SHORT TASK: Any picture among the records should be left out, please; retype the rest exactly.

_ _ _ _ _ _ _

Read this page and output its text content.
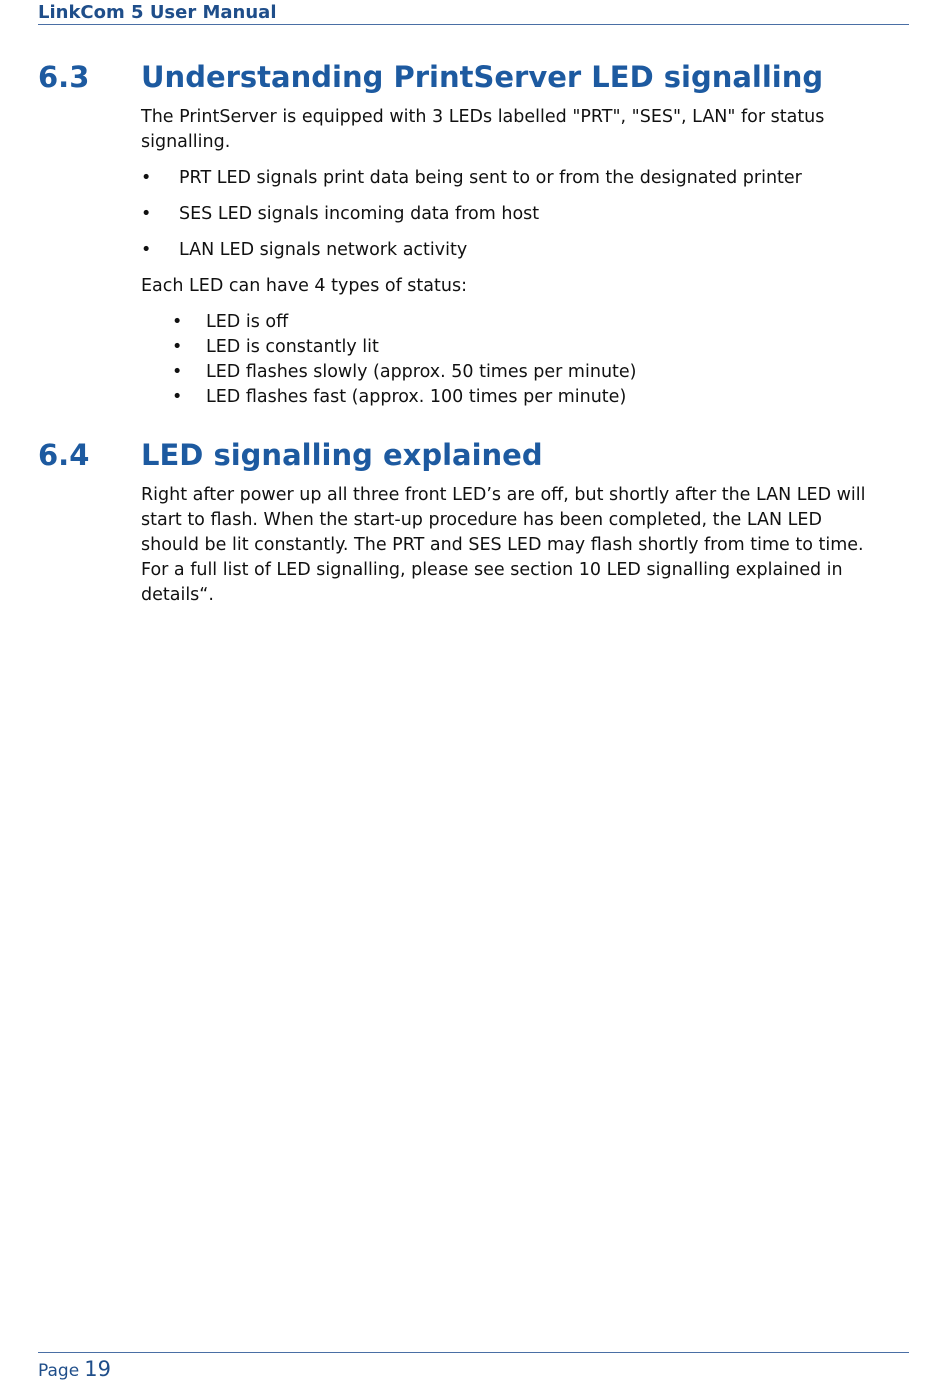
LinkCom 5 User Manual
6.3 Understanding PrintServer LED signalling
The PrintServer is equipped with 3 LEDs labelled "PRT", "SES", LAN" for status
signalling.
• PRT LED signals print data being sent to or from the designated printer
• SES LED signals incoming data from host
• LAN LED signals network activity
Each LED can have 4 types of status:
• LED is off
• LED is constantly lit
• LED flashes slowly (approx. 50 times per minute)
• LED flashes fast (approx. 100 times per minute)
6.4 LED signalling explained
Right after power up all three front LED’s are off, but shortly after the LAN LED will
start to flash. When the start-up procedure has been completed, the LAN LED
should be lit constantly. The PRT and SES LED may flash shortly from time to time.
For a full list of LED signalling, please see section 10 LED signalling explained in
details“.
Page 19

_ _ _ _ _ _ _

COMPLETE RESPONSE:
Read this page and output its text content.
LinkCom 5 User Manual
6.3 Understanding PrintServer LED signalling
The PrintServer is equipped with 3 LEDs labelled "PRT", "SES", LAN" for status
signalling.
• PRT LED signals print data being sent to or from the designated printer
• SES LED signals incoming data from host
• LAN LED signals network activity
Each LED can have 4 types of status:
• LED is off
• LED is constantly lit
• LED flashes slowly (approx. 50 times per minute)
• LED flashes fast (approx. 100 times per minute)
6.4 LED signalling explained
Right after power up all three front LED’s are off, but shortly after the LAN LED will
start to flash. When the start-up procedure has been completed, the LAN LED
should be lit constantly. The PRT and SES LED may flash shortly from time to time.
For a full list of LED signalling, please see section 10 LED signalling explained in
details“.
Page 19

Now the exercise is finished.